Description of the task =
Drop the images; return everything else in the listing below exactly.

┌─ Provided information

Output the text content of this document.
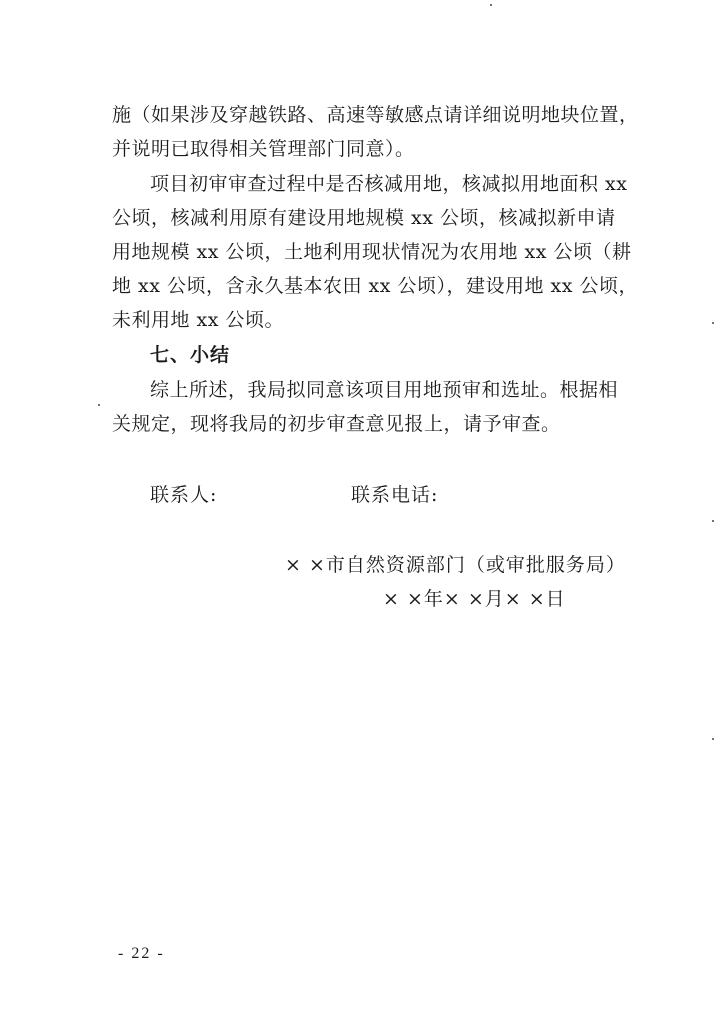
施（如果涉及穿越铁路、高速等敏感点请详细说明地块位置，
并说明已取得相关管理部门同意）。
项目初审审查过程中是否核减用地，核减拟用地面积 xx
公顷，核减利用原有建设用地规模 xx 公顷，核减拟新申请
用地规模 xx 公顷，土地利用现状情况为农用地 xx 公顷（耕
地 xx 公顷，含永久基本农田 xx 公顷），建设用地 xx 公顷，
未利用地 xx 公顷。
七、小结
综上所述，我局拟同意该项目用地预审和选址。根据相
关规定，现将我局的初步审查意见报上，请予审查。
联系人:	联系电话:
× ×市自然资源部门（或审批服务局）
× ×年× ×月× ×日
- 22 -
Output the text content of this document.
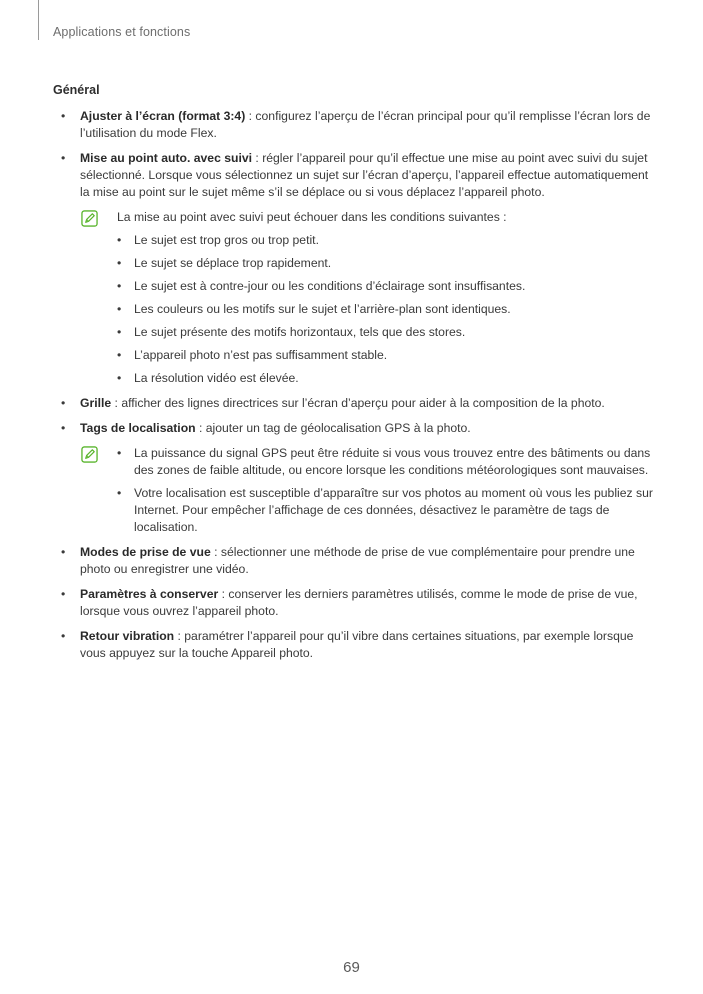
Applications et fonctions
Général
• Ajuster à l’écran (format 3:4) : configurez l’aperçu de l’écran principal pour qu’il remplisse l’écran lors de l’utilisation du mode Flex.
• Mise au point auto. avec suivi : régler l’appareil pour qu’il effectue une mise au point avec suivi du sujet sélectionné. Lorsque vous sélectionnez un sujet sur l’écran d’aperçu, l’appareil effectue automatiquement la mise au point sur le sujet même s’il se déplace ou si vous déplacez l’appareil photo.
La mise au point avec suivi peut échouer dans les conditions suivantes :
• Le sujet est trop gros ou trop petit.
• Le sujet se déplace trop rapidement.
• Le sujet est à contre-jour ou les conditions d’éclairage sont insuffisantes.
• Les couleurs ou les motifs sur le sujet et l’arrière-plan sont identiques.
• Le sujet présente des motifs horizontaux, tels que des stores.
• L’appareil photo n’est pas suffisamment stable.
• La résolution vidéo est élevée.
• Grille : afficher des lignes directrices sur l’écran d’aperçu pour aider à la composition de la photo.
• Tags de localisation : ajouter un tag de géolocalisation GPS à la photo.
• La puissance du signal GPS peut être réduite si vous vous trouvez entre des bâtiments ou dans des zones de faible altitude, ou encore lorsque les conditions météorologiques sont mauvaises.
• Votre localisation est susceptible d’apparaître sur vos photos au moment où vous les publiez sur Internet. Pour empêcher l’affichage de ces données, désactivez le paramètre de tags de localisation.
• Modes de prise de vue : sélectionner une méthode de prise de vue complémentaire pour prendre une photo ou enregistrer une vidéo.
• Paramètres à conserver : conserver les derniers paramètres utilisés, comme le mode de prise de vue, lorsque vous ouvrez l’appareil photo.
• Retour vibration : paramétrer l’appareil pour qu’il vibre dans certaines situations, par exemple lorsque vous appuyez sur la touche Appareil photo.
69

└─

The response =
Output the text content of this document.
施（如果涉及穿越铁路、高速等敏感点请详细说明地块位置，
并说明已取得相关管理部门同意）。
项目初审审查过程中是否核减用地，核减拟用地面积 xx
公顷，核减利用原有建设用地规模 xx 公顷，核减拟新申请
用地规模 xx 公顷，土地利用现状情况为农用地 xx 公顷（耕
地 xx 公顷，含永久基本农田 xx 公顷），建设用地 xx 公顷，
未利用地 xx 公顷。
七、小结
综上所述，我局拟同意该项目用地预审和选址。根据相
关规定，现将我局的初步审查意见报上，请予审查。
联系人:	联系电话:
× ×市自然资源部门（或审批服务局）
× ×年× ×月× ×日
- 22 -
Output the text content of this document.
Applications et fonctions
Général
• Ajuster à l’écran (format 3:4) : configurez l’aperçu de l’écran principal pour qu’il remplisse l’écran lors de l’utilisation du mode Flex.
• Mise au point auto. avec suivi : régler l’appareil pour qu’il effectue une mise au point avec suivi du sujet sélectionné. Lorsque vous sélectionnez un sujet sur l’écran d’aperçu, l’appareil effectue automatiquement la mise au point sur le sujet même s’il se déplace ou si vous déplacez l’appareil photo.
La mise au point avec suivi peut échouer dans les conditions suivantes :
• Le sujet est trop gros ou trop petit.
• Le sujet se déplace trop rapidement.
• Le sujet est à contre-jour ou les conditions d’éclairage sont insuffisantes.
• Les couleurs ou les motifs sur le sujet et l’arrière-plan sont identiques.
• Le sujet présente des motifs horizontaux, tels que des stores.
• L’appareil photo n’est pas suffisamment stable.
• La résolution vidéo est élevée.
• Grille : afficher des lignes directrices sur l’écran d’aperçu pour aider à la composition de la photo.
• Tags de localisation : ajouter un tag de géolocalisation GPS à la photo.
• La puissance du signal GPS peut être réduite si vous vous trouvez entre des bâtiments ou dans des zones de faible altitude, ou encore lorsque les conditions météorologiques sont mauvaises.
• Votre localisation est susceptible d’apparaître sur vos photos au moment où vous les publiez sur Internet. Pour empêcher l’affichage de ces données, désactivez le paramètre de tags de localisation.
• Modes de prise de vue : sélectionner une méthode de prise de vue complémentaire pour prendre une photo ou enregistrer une vidéo.
• Paramètres à conserver : conserver les derniers paramètres utilisés, comme le mode de prise de vue, lorsque vous ouvrez l’appareil photo.
• Retour vibration : paramétrer l’appareil pour qu’il vibre dans certaines situations, par exemple lorsque vous appuyez sur la touche Appareil photo.
69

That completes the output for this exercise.